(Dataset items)
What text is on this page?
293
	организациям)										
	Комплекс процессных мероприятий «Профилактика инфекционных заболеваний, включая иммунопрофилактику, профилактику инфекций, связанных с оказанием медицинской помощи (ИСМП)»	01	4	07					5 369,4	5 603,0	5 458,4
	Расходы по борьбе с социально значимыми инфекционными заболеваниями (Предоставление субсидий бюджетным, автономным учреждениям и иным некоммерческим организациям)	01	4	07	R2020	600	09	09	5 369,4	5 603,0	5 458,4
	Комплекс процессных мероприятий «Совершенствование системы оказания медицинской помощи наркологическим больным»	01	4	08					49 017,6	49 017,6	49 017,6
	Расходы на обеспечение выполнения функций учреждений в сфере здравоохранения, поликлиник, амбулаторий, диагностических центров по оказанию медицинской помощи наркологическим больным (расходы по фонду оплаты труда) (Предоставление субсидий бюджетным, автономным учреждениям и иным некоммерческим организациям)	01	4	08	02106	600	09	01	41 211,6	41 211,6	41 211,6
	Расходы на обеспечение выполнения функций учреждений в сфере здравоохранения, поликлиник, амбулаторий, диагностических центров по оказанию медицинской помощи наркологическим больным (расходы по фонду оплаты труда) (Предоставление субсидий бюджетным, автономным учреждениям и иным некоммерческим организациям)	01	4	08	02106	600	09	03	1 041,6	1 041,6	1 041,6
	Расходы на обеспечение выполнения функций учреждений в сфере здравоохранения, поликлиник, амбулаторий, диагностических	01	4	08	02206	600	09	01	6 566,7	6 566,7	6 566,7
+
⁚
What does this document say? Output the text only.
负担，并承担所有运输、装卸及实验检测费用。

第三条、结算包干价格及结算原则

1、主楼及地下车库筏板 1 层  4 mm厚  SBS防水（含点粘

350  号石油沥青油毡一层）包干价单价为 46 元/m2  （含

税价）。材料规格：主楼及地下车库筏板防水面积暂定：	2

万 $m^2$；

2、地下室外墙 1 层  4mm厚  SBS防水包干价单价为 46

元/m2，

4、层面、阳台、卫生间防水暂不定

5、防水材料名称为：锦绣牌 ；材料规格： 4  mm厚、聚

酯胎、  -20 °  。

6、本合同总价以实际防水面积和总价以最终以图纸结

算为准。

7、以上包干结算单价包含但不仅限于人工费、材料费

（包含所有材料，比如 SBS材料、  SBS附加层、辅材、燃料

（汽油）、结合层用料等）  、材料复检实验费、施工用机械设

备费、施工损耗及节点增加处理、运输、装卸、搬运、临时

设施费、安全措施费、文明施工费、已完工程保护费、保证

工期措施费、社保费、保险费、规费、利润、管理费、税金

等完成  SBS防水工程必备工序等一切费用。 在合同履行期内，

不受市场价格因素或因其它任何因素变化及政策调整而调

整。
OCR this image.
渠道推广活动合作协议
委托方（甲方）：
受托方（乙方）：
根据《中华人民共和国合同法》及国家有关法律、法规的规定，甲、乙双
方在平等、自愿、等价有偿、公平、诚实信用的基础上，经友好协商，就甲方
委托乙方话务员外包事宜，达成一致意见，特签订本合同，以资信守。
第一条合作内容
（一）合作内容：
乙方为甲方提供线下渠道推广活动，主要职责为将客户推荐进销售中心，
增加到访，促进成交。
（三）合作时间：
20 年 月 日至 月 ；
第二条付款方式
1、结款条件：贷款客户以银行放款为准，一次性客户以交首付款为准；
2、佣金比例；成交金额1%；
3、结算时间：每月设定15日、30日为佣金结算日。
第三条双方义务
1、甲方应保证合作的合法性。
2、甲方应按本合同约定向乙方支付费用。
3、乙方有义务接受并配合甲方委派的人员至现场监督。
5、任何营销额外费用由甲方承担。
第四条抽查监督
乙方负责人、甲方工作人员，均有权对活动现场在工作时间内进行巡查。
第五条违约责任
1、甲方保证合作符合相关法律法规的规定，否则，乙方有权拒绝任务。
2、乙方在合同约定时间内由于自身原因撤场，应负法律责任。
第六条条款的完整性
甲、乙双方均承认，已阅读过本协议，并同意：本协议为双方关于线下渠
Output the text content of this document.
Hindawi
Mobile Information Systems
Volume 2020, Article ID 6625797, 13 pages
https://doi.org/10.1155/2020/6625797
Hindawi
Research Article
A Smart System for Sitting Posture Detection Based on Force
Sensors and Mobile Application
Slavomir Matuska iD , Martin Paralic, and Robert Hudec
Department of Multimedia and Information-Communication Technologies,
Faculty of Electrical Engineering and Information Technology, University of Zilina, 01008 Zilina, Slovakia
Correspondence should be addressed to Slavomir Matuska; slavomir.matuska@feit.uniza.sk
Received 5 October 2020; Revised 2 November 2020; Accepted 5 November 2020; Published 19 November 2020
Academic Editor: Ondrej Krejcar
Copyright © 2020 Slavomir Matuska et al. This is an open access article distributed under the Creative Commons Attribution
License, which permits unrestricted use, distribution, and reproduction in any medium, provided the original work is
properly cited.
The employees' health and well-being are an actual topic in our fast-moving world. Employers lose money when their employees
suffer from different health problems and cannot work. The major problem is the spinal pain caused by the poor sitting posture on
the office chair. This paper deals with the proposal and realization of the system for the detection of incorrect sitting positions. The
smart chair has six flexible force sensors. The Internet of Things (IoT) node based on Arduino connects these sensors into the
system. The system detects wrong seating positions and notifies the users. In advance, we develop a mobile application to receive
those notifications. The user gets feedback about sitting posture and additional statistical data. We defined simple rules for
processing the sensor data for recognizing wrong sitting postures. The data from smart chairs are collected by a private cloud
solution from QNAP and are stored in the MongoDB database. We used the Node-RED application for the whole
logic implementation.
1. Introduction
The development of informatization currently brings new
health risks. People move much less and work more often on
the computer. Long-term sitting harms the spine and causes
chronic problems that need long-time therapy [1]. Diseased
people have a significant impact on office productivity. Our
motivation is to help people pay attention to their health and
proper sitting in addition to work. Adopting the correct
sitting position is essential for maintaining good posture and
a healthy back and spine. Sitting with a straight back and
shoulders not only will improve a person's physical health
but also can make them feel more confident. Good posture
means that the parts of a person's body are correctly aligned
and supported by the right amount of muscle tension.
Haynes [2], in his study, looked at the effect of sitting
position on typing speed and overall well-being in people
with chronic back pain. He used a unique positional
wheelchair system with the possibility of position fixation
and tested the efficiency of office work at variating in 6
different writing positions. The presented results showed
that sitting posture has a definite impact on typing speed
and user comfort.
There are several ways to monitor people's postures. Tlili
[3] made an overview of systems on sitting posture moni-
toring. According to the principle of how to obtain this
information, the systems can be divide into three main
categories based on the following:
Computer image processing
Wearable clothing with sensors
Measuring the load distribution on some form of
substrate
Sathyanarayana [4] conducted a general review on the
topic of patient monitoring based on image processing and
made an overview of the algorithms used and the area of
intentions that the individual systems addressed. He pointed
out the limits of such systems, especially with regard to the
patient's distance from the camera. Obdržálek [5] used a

### EXERCISE DIRECTIONS
Please reproduce each line exactly as written.

### SOLUTION
What text is on this page?
293
	организациям)										
	Комплекс процессных мероприятий «Профилактика инфекционных заболеваний, включая иммунопрофилактику, профилактику инфекций, связанных с оказанием медицинской помощи (ИСМП)»	01	4	07					5 369,4	5 603,0	5 458,4
	Расходы по борьбе с социально значимыми инфекционными заболеваниями (Предоставление субсидий бюджетным, автономным учреждениям и иным некоммерческим организациям)	01	4	07	R2020	600	09	09	5 369,4	5 603,0	5 458,4
	Комплекс процессных мероприятий «Совершенствование системы оказания медицинской помощи наркологическим больным»	01	4	08					49 017,6	49 017,6	49 017,6
	Расходы на обеспечение выполнения функций учреждений в сфере здравоохранения, поликлиник, амбулаторий, диагностических центров по оказанию медицинской помощи наркологическим больным (расходы по фонду оплаты труда) (Предоставление субсидий бюджетным, автономным учреждениям и иным некоммерческим организациям)	01	4	08	02106	600	09	01	41 211,6	41 211,6	41 211,6
	Расходы на обеспечение выполнения функций учреждений в сфере здравоохранения, поликлиник, амбулаторий, диагностических центров по оказанию медицинской помощи наркологическим больным (расходы по фонду оплаты труда) (Предоставление субсидий бюджетным, автономным учреждениям и иным некоммерческим организациям)	01	4	08	02106	600	09	03	1 041,6	1 041,6	1 041,6
	Расходы на обеспечение выполнения функций учреждений в сфере здравоохранения, поликлиник, амбулаторий, диагностических	01	4	08	02206	600	09	01	6 566,7	6 566,7	6 566,7
+
⁚
What does this document say? Output the text only.
负担，并承担所有运输、装卸及实验检测费用。

第三条、结算包干价格及结算原则

1、主楼及地下车库筏板 1 层  4 mm厚  SBS防水（含点粘

350  号石油沥青油毡一层）包干价单价为 46 元/m2  （含

税价）。材料规格：主楼及地下车库筏板防水面积暂定：	2

万 $m^2$；

2、地下室外墙 1 层  4mm厚  SBS防水包干价单价为 46

元/m2，

4、层面、阳台、卫生间防水暂不定

5、防水材料名称为：锦绣牌 ；材料规格： 4  mm厚、聚

酯胎、  -20 °  。

6、本合同总价以实际防水面积和总价以最终以图纸结

算为准。

7、以上包干结算单价包含但不仅限于人工费、材料费

（包含所有材料，比如 SBS材料、  SBS附加层、辅材、燃料

（汽油）、结合层用料等）  、材料复检实验费、施工用机械设

备费、施工损耗及节点增加处理、运输、装卸、搬运、临时

设施费、安全措施费、文明施工费、已完工程保护费、保证

工期措施费、社保费、保险费、规费、利润、管理费、税金

等完成  SBS防水工程必备工序等一切费用。 在合同履行期内，

不受市场价格因素或因其它任何因素变化及政策调整而调

整。
OCR this image.
渠道推广活动合作协议
委托方（甲方）：
受托方（乙方）：
根据《中华人民共和国合同法》及国家有关法律、法规的规定，甲、乙双
方在平等、自愿、等价有偿、公平、诚实信用的基础上，经友好协商，就甲方
委托乙方话务员外包事宜，达成一致意见，特签订本合同，以资信守。
第一条合作内容
（一）合作内容：
乙方为甲方提供线下渠道推广活动，主要职责为将客户推荐进销售中心，
增加到访，促进成交。
（三）合作时间：
20 年 月 日至 月 ；
第二条付款方式
1、结款条件：贷款客户以银行放款为准，一次性客户以交首付款为准；
2、佣金比例；成交金额1%；
3、结算时间：每月设定15日、30日为佣金结算日。
第三条双方义务
1、甲方应保证合作的合法性。
2、甲方应按本合同约定向乙方支付费用。
3、乙方有义务接受并配合甲方委派的人员至现场监督。
5、任何营销额外费用由甲方承担。
第四条抽查监督
乙方负责人、甲方工作人员，均有权对活动现场在工作时间内进行巡查。
第五条违约责任
1、甲方保证合作符合相关法律法规的规定，否则，乙方有权拒绝任务。
2、乙方在合同约定时间内由于自身原因撤场，应负法律责任。
第六条条款的完整性
甲、乙双方均承认，已阅读过本协议，并同意：本协议为双方关于线下渠
Output the text content of this document.
Hindawi
Mobile Information Systems
Volume 2020, Article ID 6625797, 13 pages
https://doi.org/10.1155/2020/6625797
Hindawi
Research Article
A Smart System for Sitting Posture Detection Based on Force
Sensors and Mobile Application
Slavomir Matuska iD , Martin Paralic, and Robert Hudec
Department of Multimedia and Information-Communication Technologies,
Faculty of Electrical Engineering and Information Technology, University of Zilina, 01008 Zilina, Slovakia
Correspondence should be addressed to Slavomir Matuska; slavomir.matuska@feit.uniza.sk
Received 5 October 2020; Revised 2 November 2020; Accepted 5 November 2020; Published 19 November 2020
Academic Editor: Ondrej Krejcar
Copyright © 2020 Slavomir Matuska et al. This is an open access article distributed under the Creative Commons Attribution
License, which permits unrestricted use, distribution, and reproduction in any medium, provided the original work is
properly cited.
The employees' health and well-being are an actual topic in our fast-moving world. Employers lose money when their employees
suffer from different health problems and cannot work. The major problem is the spinal pain caused by the poor sitting posture on
the office chair. This paper deals with the proposal and realization of the system for the detection of incorrect sitting positions. The
smart chair has six flexible force sensors. The Internet of Things (IoT) node based on Arduino connects these sensors into the
system. The system detects wrong seating positions and notifies the users. In advance, we develop a mobile application to receive
those notifications. The user gets feedback about sitting posture and additional statistical data. We defined simple rules for
processing the sensor data for recognizing wrong sitting postures. The data from smart chairs are collected by a private cloud
solution from QNAP and are stored in the MongoDB database. We used the Node-RED application for the whole
logic implementation.
1. Introduction
The development of informatization currently brings new
health risks. People move much less and work more often on
the computer. Long-term sitting harms the spine and causes
chronic problems that need long-time therapy [1]. Diseased
people have a significant impact on office productivity. Our
motivation is to help people pay attention to their health and
proper sitting in addition to work. Adopting the correct
sitting position is essential for maintaining good posture and
a healthy back and spine. Sitting with a straight back and
shoulders not only will improve a person's physical health
but also can make them feel more confident. Good posture
means that the parts of a person's body are correctly aligned
and supported by the right amount of muscle tension.
Haynes [2], in his study, looked at the effect of sitting
position on typing speed and overall well-being in people
with chronic back pain. He used a unique positional
wheelchair system with the possibility of position fixation
and tested the efficiency of office work at variating in 6
different writing positions. The presented results showed
that sitting posture has a definite impact on typing speed
and user comfort.
There are several ways to monitor people's postures. Tlili
[3] made an overview of systems on sitting posture moni-
toring. According to the principle of how to obtain this
information, the systems can be divide into three main
categories based on the following:
Computer image processing
Wearable clothing with sensors
Measuring the load distribution on some form of
substrate
Sathyanarayana [4] conducted a general review on the
topic of patient monitoring based on image processing and
made an overview of the algorithms used and the area of
intentions that the individual systems addressed. He pointed
out the limits of such systems, especially with regard to the
patient's distance from the camera. Obdržálek [5] used a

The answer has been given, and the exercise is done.